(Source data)
— start —
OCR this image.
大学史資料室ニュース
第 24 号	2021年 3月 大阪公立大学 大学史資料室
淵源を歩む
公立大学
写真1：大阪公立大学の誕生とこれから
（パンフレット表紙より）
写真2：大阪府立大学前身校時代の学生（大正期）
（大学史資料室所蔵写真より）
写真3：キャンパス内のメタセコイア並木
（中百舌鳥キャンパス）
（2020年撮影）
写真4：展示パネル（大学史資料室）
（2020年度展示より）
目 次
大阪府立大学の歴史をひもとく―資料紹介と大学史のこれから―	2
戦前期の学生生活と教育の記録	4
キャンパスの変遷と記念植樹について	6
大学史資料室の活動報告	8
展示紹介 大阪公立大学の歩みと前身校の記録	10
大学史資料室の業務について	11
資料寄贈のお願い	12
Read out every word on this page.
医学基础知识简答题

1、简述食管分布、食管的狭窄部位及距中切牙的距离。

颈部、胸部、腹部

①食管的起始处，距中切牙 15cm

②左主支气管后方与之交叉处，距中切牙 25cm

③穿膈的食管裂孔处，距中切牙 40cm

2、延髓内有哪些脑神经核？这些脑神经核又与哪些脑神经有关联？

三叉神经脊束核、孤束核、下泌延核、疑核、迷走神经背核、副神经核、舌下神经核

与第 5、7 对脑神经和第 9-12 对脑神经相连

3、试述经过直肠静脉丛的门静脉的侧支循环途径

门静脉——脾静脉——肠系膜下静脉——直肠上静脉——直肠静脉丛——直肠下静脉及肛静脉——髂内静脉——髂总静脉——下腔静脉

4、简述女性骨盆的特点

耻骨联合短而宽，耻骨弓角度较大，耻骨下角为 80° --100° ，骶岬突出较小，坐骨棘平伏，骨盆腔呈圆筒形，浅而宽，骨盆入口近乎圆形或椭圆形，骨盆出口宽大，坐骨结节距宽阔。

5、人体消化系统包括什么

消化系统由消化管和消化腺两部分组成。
— end —
§ **Short problem**
Nothing but the lines from the line with "Read out every word on this page." to the last line of the listing above should appear; please retype them exactly, both ends included.

§ **Solved problem**
Read out every word on this page.
医学基础知识简答题

1、简述食管分布、食管的狭窄部位及距中切牙的距离。

颈部、胸部、腹部

①食管的起始处，距中切牙 15cm

②左主支气管后方与之交叉处，距中切牙 25cm

③穿膈的食管裂孔处，距中切牙 40cm

2、延髓内有哪些脑神经核？这些脑神经核又与哪些脑神经有关联？

三叉神经脊束核、孤束核、下泌延核、疑核、迷走神经背核、副神经核、舌下神经核

与第 5、7 对脑神经和第 9-12 对脑神经相连

3、试述经过直肠静脉丛的门静脉的侧支循环途径

门静脉——脾静脉——肠系膜下静脉——直肠上静脉——直肠静脉丛——直肠下静脉及肛静脉——髂内静脉——髂总静脉——下腔静脉

4、简述女性骨盆的特点

耻骨联合短而宽，耻骨弓角度较大，耻骨下角为 80° --100° ，骶岬突出较小，坐骨棘平伏，骨盆腔呈圆筒形，浅而宽，骨盆入口近乎圆形或椭圆形，骨盆出口宽大，坐骨结节距宽阔。

5、人体消化系统包括什么

消化系统由消化管和消化腺两部分组成。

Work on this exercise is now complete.